Set down the data below without change, skipping the pictures it holds.

============================================================

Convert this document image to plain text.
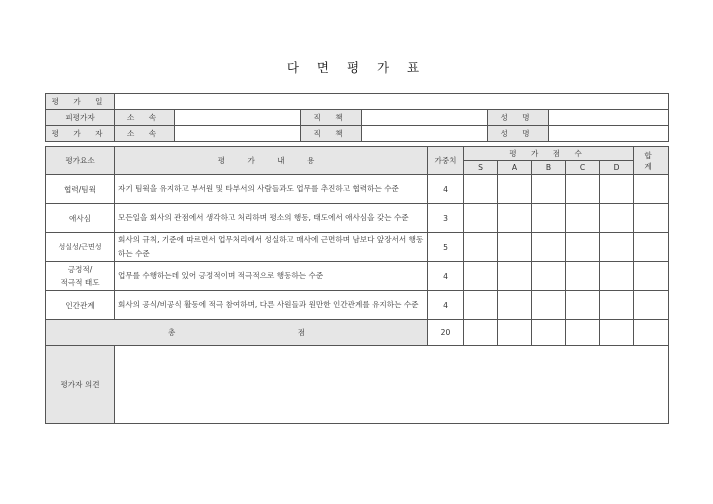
다 면 평 가 표
평 가 일						
피평가자	소 속		직 책		성 명	
평 가 자	소 속		직 책		성 명	
평가요소	평 가 내 용	가중치	평 가 점 수					합 계
			S	A	B	C	D	
협력/팀웍	자기 팀웍을 유지하고 부서원 및 타부서의 사람들과도 업무를 추진하고 협력하는 수준	4						
애사심	모든일을 회사의 관점에서 생각하고 처리하며 평소의 행동, 태도에서 애사심을 갖는 수준	3						
성실성/근면성	회사의 규칙, 기준에 따르면서 업무처리에서 성실하고 매사에 근면하며 남보다 앞장서서 행동하는 수준	5						
긍정적/
적극적 태도	업무를 수행하는데 있어 긍정적이며 적극적으로 행동하는 수준	4						
인간관계	회사의 공식/비공식 활동에 적극 참여하며, 다른 사원들과 원만한 인간관계를 유지하는 수준	4						
총 점		20						
평가자 의견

============================================================

--- Result for this exercise ---
Convert this document image to plain text.
다 면 평 가 표
평 가 일						
피평가자	소 속		직 책		성 명	
평 가 자	소 속		직 책		성 명	
평가요소	평 가 내 용	가중치	평 가 점 수					합 계
			S	A	B	C	D	
협력/팀웍	자기 팀웍을 유지하고 부서원 및 타부서의 사람들과도 업무를 추진하고 협력하는 수준	4						
애사심	모든일을 회사의 관점에서 생각하고 처리하며 평소의 행동, 태도에서 애사심을 갖는 수준	3						
성실성/근면성	회사의 규칙, 기준에 따르면서 업무처리에서 성실하고 매사에 근면하며 남보다 앞장서서 행동하는 수준	5						
긍정적/
적극적 태도	업무를 수행하는데 있어 긍정적이며 적극적으로 행동하는 수준	4						
인간관계	회사의 공식/비공식 활동에 적극 참여하며, 다른 사원들과 원만한 인간관계를 유지하는 수준	4						
총 점		20						
평가자 의견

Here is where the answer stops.